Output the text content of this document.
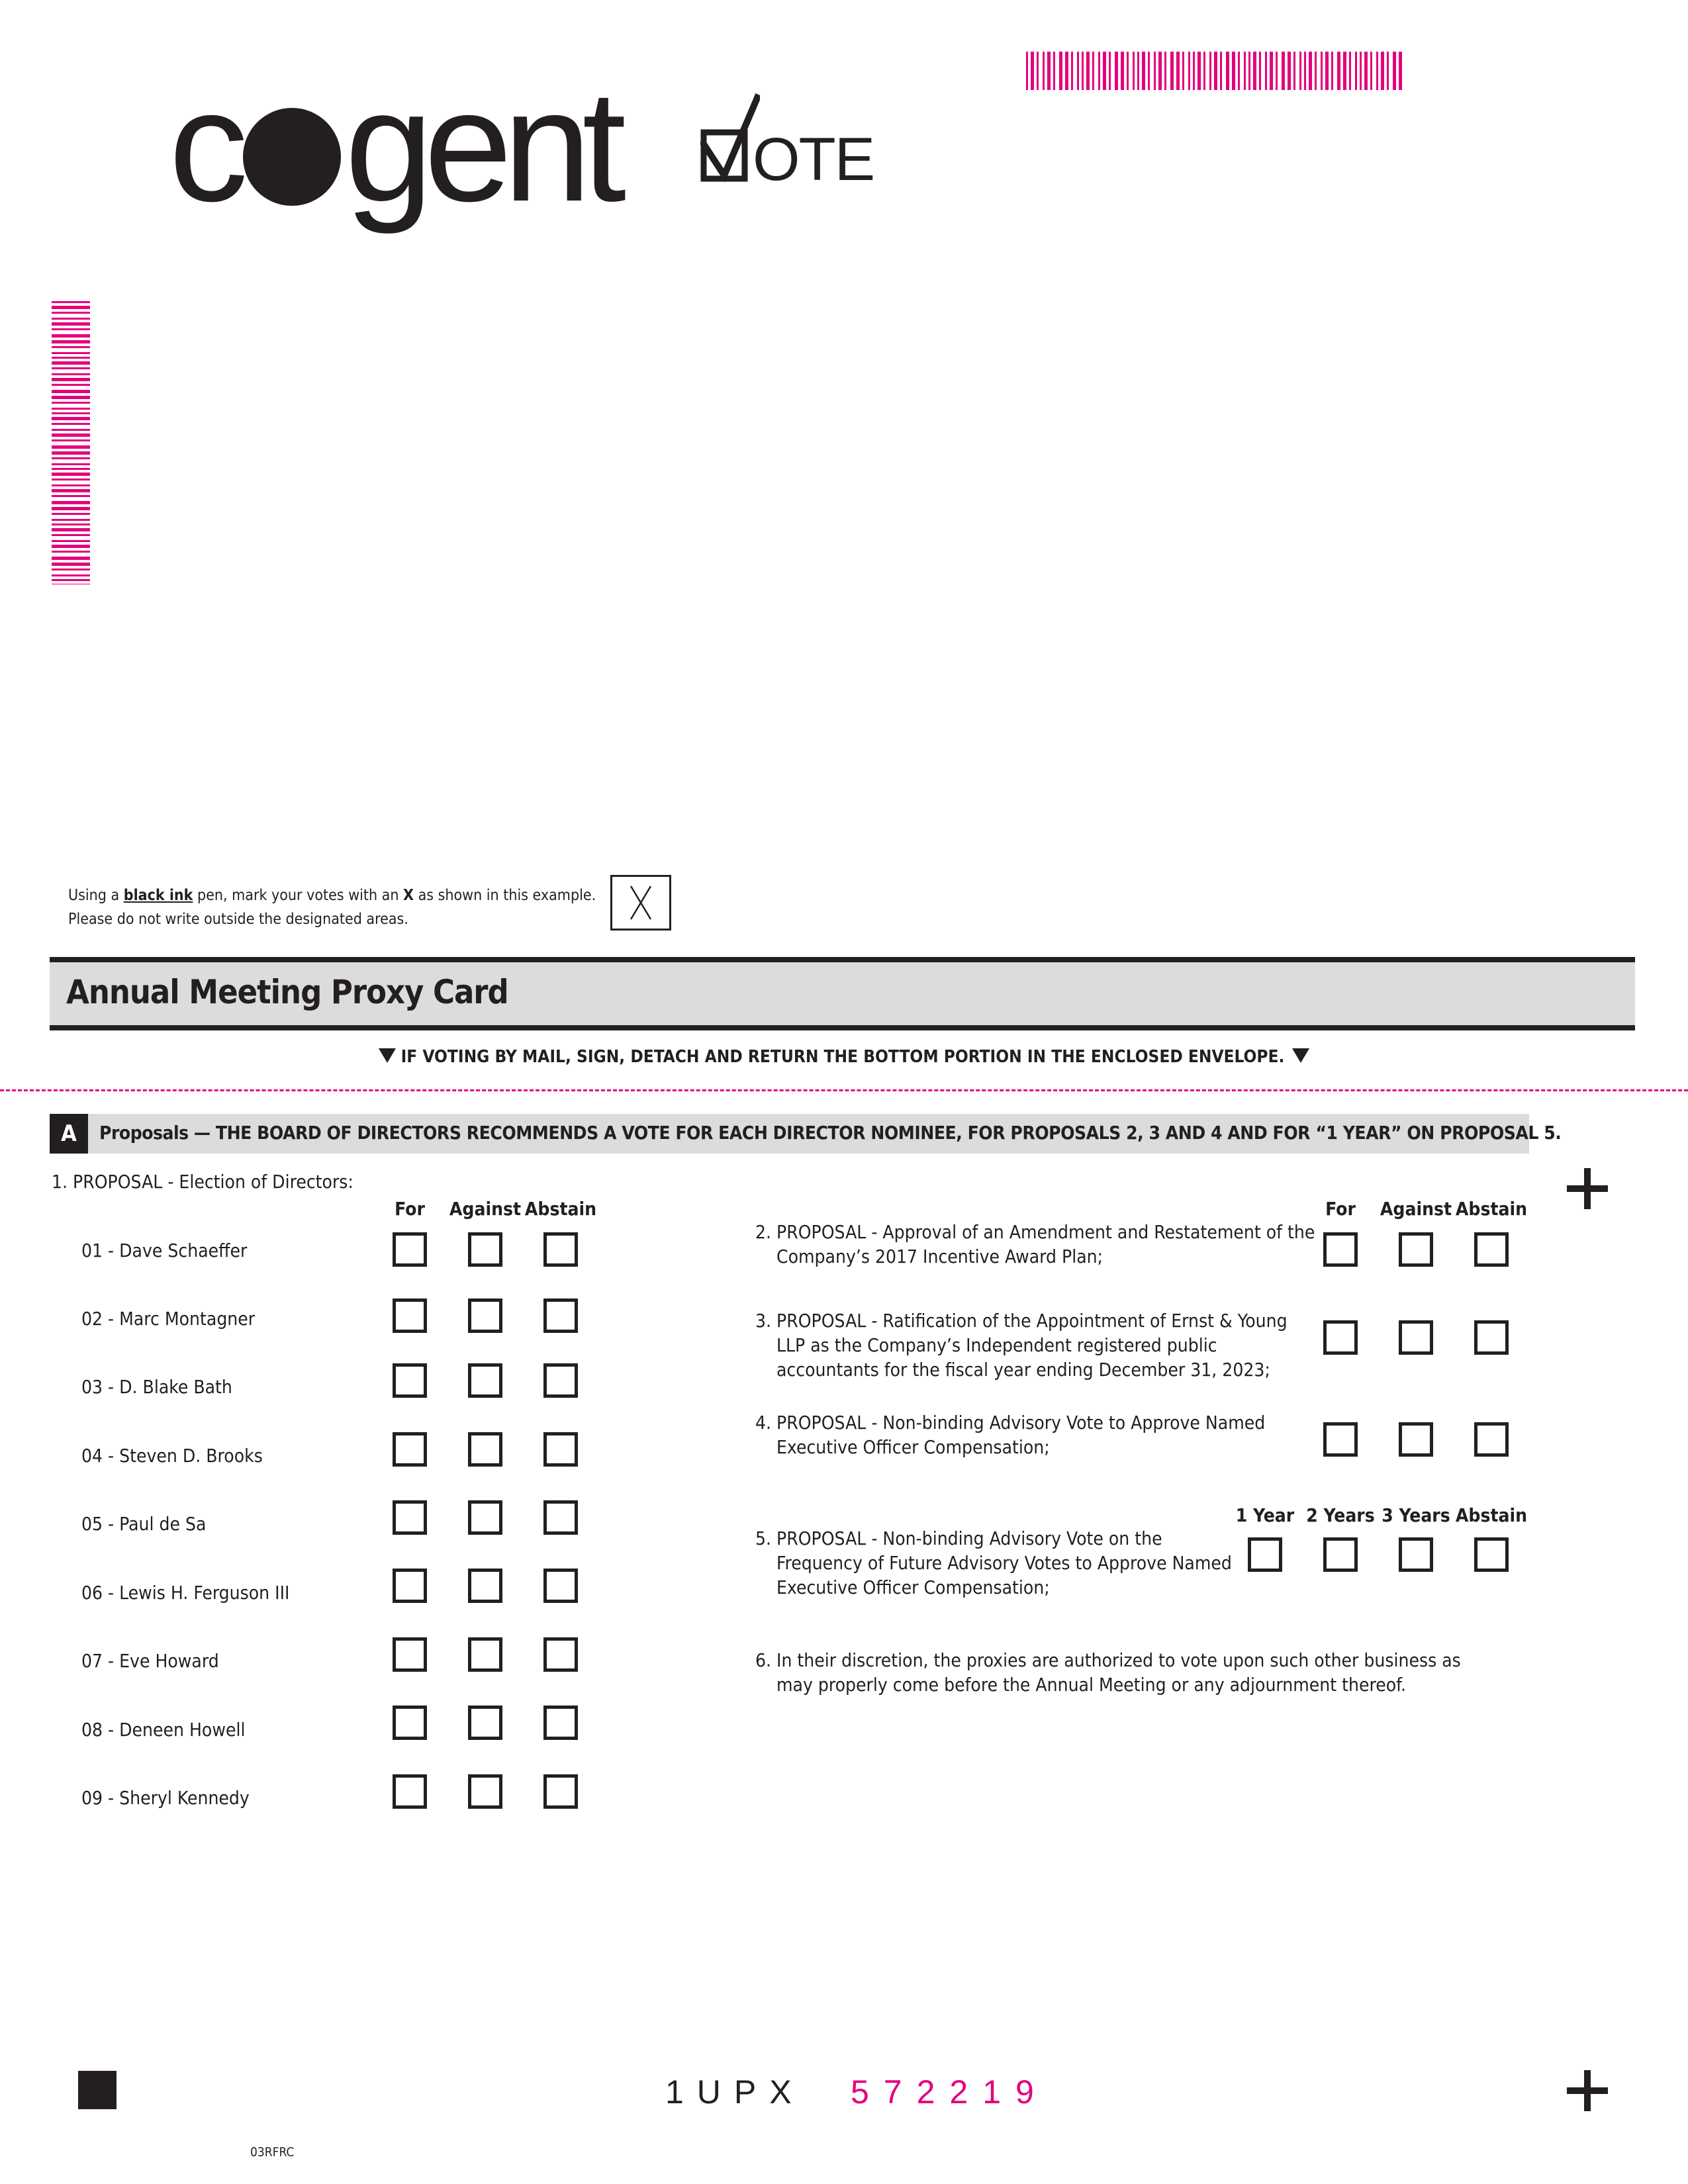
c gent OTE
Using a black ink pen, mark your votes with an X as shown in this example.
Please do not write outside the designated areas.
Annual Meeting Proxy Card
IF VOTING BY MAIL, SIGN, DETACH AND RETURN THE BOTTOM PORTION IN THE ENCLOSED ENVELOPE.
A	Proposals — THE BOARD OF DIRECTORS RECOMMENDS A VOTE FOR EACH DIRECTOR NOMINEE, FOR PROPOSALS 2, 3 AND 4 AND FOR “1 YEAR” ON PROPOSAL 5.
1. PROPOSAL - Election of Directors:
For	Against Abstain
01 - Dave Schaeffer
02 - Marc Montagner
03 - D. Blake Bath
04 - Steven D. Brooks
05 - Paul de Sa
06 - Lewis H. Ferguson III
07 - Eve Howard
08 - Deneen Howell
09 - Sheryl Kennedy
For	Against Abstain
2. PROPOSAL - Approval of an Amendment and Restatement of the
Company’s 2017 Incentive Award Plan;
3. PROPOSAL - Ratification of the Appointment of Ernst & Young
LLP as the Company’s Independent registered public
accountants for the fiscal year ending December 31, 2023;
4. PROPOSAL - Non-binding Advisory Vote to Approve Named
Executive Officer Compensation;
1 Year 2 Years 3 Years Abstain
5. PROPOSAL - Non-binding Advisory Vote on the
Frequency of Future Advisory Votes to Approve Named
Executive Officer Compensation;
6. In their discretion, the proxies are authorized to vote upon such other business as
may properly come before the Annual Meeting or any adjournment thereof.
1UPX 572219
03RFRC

================

- **Short task**
Without including any pictures, please restate all the records exactly.

- **Answer to this exercise**
Output the text content of this document.
c gent OTE
Using a black ink pen, mark your votes with an X as shown in this example.
Please do not write outside the designated areas.
Annual Meeting Proxy Card
IF VOTING BY MAIL, SIGN, DETACH AND RETURN THE BOTTOM PORTION IN THE ENCLOSED ENVELOPE.
A	Proposals — THE BOARD OF DIRECTORS RECOMMENDS A VOTE FOR EACH DIRECTOR NOMINEE, FOR PROPOSALS 2, 3 AND 4 AND FOR “1 YEAR” ON PROPOSAL 5.
1. PROPOSAL - Election of Directors:
For	Against Abstain
01 - Dave Schaeffer
02 - Marc Montagner
03 - D. Blake Bath
04 - Steven D. Brooks
05 - Paul de Sa
06 - Lewis H. Ferguson III
07 - Eve Howard
08 - Deneen Howell
09 - Sheryl Kennedy
For	Against Abstain
2. PROPOSAL - Approval of an Amendment and Restatement of the
Company’s 2017 Incentive Award Plan;
3. PROPOSAL - Ratification of the Appointment of Ernst & Young
LLP as the Company’s Independent registered public
accountants for the fiscal year ending December 31, 2023;
4. PROPOSAL - Non-binding Advisory Vote to Approve Named
Executive Officer Compensation;
1 Year 2 Years 3 Years Abstain
5. PROPOSAL - Non-binding Advisory Vote on the
Frequency of Future Advisory Votes to Approve Named
Executive Officer Compensation;
6. In their discretion, the proxies are authorized to vote upon such other business as
may properly come before the Annual Meeting or any adjournment thereof.
1UPX 572219
03RFRC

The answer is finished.